Problem to solve: Write out the whole listing, matching it exactly.

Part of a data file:
** Start **

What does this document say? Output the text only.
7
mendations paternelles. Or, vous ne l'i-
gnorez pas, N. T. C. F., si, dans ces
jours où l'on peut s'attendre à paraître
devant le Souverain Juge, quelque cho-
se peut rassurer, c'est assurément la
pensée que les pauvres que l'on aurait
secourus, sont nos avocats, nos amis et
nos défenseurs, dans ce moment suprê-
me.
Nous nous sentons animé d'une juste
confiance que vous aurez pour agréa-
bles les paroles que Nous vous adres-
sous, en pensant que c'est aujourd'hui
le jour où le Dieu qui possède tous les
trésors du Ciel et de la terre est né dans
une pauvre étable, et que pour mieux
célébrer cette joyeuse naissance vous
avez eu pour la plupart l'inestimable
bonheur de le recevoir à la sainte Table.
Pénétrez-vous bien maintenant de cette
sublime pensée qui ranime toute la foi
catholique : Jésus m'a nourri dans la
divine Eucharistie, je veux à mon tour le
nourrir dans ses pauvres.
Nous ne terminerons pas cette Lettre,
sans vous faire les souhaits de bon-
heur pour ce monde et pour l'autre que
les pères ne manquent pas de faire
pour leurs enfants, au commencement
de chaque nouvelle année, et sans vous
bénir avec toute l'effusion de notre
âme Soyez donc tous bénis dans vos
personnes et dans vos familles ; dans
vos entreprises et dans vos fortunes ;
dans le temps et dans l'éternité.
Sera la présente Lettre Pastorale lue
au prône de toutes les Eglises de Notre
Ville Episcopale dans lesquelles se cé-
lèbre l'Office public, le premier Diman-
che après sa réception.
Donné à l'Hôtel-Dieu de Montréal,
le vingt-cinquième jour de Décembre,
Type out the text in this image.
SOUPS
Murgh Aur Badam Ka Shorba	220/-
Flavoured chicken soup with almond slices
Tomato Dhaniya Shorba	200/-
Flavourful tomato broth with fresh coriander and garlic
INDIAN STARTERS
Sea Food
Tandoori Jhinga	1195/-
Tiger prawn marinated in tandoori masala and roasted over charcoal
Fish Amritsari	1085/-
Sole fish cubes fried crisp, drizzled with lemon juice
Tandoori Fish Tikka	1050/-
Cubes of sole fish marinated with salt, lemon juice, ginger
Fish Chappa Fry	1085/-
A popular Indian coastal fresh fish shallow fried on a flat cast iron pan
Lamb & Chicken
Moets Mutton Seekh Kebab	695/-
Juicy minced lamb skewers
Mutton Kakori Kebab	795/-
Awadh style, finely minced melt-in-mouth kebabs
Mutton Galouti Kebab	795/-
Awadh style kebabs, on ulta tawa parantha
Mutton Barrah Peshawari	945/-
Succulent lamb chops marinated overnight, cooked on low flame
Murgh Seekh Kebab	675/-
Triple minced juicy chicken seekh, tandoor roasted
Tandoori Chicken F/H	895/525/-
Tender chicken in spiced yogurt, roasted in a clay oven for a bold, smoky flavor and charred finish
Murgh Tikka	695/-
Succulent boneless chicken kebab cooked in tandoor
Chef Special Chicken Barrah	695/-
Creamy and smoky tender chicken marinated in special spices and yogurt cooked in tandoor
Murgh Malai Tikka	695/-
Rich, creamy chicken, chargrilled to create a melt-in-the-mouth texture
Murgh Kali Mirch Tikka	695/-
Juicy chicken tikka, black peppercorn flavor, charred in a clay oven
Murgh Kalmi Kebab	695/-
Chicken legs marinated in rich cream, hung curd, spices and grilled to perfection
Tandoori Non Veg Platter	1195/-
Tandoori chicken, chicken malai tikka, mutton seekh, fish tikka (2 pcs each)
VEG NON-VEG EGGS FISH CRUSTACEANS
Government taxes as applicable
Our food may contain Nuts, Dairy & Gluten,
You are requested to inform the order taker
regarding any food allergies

** End **

Finished answer:
What does this document say? Output the text only.
7
mendations paternelles. Or, vous ne l'i-
gnorez pas, N. T. C. F., si, dans ces
jours où l'on peut s'attendre à paraître
devant le Souverain Juge, quelque cho-
se peut rassurer, c'est assurément la
pensée que les pauvres que l'on aurait
secourus, sont nos avocats, nos amis et
nos défenseurs, dans ce moment suprê-
me.
Nous nous sentons animé d'une juste
confiance que vous aurez pour agréa-
bles les paroles que Nous vous adres-
sous, en pensant que c'est aujourd'hui
le jour où le Dieu qui possède tous les
trésors du Ciel et de la terre est né dans
une pauvre étable, et que pour mieux
célébrer cette joyeuse naissance vous
avez eu pour la plupart l'inestimable
bonheur de le recevoir à la sainte Table.
Pénétrez-vous bien maintenant de cette
sublime pensée qui ranime toute la foi
catholique : Jésus m'a nourri dans la
divine Eucharistie, je veux à mon tour le
nourrir dans ses pauvres.
Nous ne terminerons pas cette Lettre,
sans vous faire les souhaits de bon-
heur pour ce monde et pour l'autre que
les pères ne manquent pas de faire
pour leurs enfants, au commencement
de chaque nouvelle année, et sans vous
bénir avec toute l'effusion de notre
âme Soyez donc tous bénis dans vos
personnes et dans vos familles ; dans
vos entreprises et dans vos fortunes ;
dans le temps et dans l'éternité.
Sera la présente Lettre Pastorale lue
au prône de toutes les Eglises de Notre
Ville Episcopale dans lesquelles se cé-
lèbre l'Office public, le premier Diman-
che après sa réception.
Donné à l'Hôtel-Dieu de Montréal,
le vingt-cinquième jour de Décembre,
Type out the text in this image.
SOUPS
Murgh Aur Badam Ka Shorba	220/-
Flavoured chicken soup with almond slices
Tomato Dhaniya Shorba	200/-
Flavourful tomato broth with fresh coriander and garlic
INDIAN STARTERS
Sea Food
Tandoori Jhinga	1195/-
Tiger prawn marinated in tandoori masala and roasted over charcoal
Fish Amritsari	1085/-
Sole fish cubes fried crisp, drizzled with lemon juice
Tandoori Fish Tikka	1050/-
Cubes of sole fish marinated with salt, lemon juice, ginger
Fish Chappa Fry	1085/-
A popular Indian coastal fresh fish shallow fried on a flat cast iron pan
Lamb & Chicken
Moets Mutton Seekh Kebab	695/-
Juicy minced lamb skewers
Mutton Kakori Kebab	795/-
Awadh style, finely minced melt-in-mouth kebabs
Mutton Galouti Kebab	795/-
Awadh style kebabs, on ulta tawa parantha
Mutton Barrah Peshawari	945/-
Succulent lamb chops marinated overnight, cooked on low flame
Murgh Seekh Kebab	675/-
Triple minced juicy chicken seekh, tandoor roasted
Tandoori Chicken F/H	895/525/-
Tender chicken in spiced yogurt, roasted in a clay oven for a bold, smoky flavor and charred finish
Murgh Tikka	695/-
Succulent boneless chicken kebab cooked in tandoor
Chef Special Chicken Barrah	695/-
Creamy and smoky tender chicken marinated in special spices and yogurt cooked in tandoor
Murgh Malai Tikka	695/-
Rich, creamy chicken, chargrilled to create a melt-in-the-mouth texture
Murgh Kali Mirch Tikka	695/-
Juicy chicken tikka, black peppercorn flavor, charred in a clay oven
Murgh Kalmi Kebab	695/-
Chicken legs marinated in rich cream, hung curd, spices and grilled to perfection
Tandoori Non Veg Platter	1195/-
Tandoori chicken, chicken malai tikka, mutton seekh, fish tikka (2 pcs each)
VEG NON-VEG EGGS FISH CRUSTACEANS
Government taxes as applicable
Our food may contain Nuts, Dairy & Gluten,
You are requested to inform the order taker
regarding any food allergies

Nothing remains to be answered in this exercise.